— Begin Data records —
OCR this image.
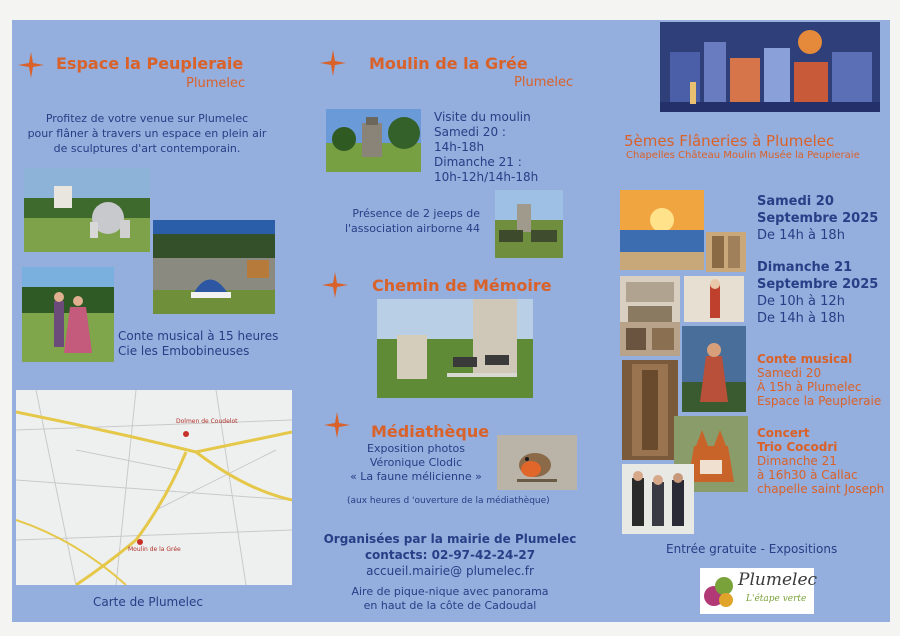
Espace la Peupleraie
Plumelec
Profitez de votre venue sur Plumelec
pour flâner à travers un espace en plein air
de sculptures d'art contemporain.
Conte musical à 15 heures
Cie les Embobineuses
Dolmen de Coudelot
Moulin de la Grée
Carte de Plumelec
Moulin de la Grée
Plumelec
Visite du moulin
Samedi 20 :
14h-18h
Dimanche 21 :
10h-12h/14h-18h
Présence de 2 jeeps de
l'association airborne 44
Chemin de Mémoire
Médiathèque
Exposition photos
Véronique Clodic
« La faune mélicienne »
(aux heures d 'ouverture de la médiathèque)
Organisées par la mairie de Plumelec
contacts: 02-97-42-24-27
accueil.mairie@ plumelec.fr
Aire de pique-nique avec panorama
en haut de la côte de Cadoudal
5èmes Flâneries à Plumelec
Chapelles Château Moulin Musée la Peupleraie
Samedi 20
Septembre 2025
De 14h à 18h
Dimanche 21
Septembre 2025
De 10h à 12h
De 14h à 18h
Conte musical
Samedi 20
À 15h à Plumelec
Espace la Peupleraie
Concert
Trio Cocodri
Dimanche 21
à 16h30 à Callac
chapelle saint Joseph
Entrée gratuite - Expositions
Plumelec
L'étape verte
— End Data records —
What you are asked to do. Take every line from the records above that has the word "musical" and copy it.

The answer.
Conte musical à 15 heures
Conte musical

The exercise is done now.